Search the records that follow and extract every line containing the string "clone".

— Start The data —

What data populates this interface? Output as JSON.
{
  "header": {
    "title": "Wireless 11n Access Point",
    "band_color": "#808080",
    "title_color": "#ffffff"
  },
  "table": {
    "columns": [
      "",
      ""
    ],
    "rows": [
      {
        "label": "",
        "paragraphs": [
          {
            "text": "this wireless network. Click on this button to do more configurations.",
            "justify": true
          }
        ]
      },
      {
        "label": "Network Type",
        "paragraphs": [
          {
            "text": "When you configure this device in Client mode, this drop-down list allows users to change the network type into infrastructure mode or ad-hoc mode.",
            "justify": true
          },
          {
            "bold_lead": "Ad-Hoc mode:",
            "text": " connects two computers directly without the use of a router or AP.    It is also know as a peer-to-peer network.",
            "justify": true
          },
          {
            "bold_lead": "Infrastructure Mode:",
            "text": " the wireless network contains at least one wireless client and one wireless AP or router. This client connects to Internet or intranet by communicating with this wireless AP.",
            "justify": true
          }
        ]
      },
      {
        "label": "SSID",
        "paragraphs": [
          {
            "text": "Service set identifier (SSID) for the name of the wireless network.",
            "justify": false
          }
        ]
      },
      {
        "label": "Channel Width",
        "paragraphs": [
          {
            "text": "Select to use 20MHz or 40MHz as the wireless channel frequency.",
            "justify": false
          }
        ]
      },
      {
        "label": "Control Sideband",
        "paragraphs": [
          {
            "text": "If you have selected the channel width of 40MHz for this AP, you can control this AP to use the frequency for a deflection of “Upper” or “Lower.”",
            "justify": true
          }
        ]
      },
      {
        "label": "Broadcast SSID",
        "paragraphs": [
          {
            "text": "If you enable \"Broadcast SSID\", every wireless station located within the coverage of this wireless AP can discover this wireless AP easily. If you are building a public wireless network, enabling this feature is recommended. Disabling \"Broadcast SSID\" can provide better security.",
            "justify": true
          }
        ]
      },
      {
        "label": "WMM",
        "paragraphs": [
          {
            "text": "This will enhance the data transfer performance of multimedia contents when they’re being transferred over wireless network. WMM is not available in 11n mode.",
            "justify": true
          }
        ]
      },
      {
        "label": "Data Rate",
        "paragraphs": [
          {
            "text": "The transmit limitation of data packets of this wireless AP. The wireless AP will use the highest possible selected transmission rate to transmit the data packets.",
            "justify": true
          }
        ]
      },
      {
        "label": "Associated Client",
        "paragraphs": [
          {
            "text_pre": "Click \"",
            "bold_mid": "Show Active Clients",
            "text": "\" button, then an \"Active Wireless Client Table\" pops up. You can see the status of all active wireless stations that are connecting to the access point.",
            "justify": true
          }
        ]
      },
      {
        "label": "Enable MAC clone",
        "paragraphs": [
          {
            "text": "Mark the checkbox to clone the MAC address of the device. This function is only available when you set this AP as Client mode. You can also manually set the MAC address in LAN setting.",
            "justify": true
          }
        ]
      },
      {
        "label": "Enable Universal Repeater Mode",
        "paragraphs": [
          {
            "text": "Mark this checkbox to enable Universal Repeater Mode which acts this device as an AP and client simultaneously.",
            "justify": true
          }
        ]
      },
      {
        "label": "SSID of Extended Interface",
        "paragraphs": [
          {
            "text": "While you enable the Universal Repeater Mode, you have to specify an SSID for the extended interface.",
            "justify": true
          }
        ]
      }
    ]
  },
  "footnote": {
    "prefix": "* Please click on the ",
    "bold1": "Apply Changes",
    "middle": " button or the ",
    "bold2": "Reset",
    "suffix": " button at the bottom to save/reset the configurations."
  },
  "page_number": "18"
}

— End The data —

Written answer:
        "label": "Enable MAC clone",
            "text": "Mark the checkbox to clone the MAC address of the device. This function is only available when you set this AP as Client mode. You can also manually set the MAC address in LAN setting.",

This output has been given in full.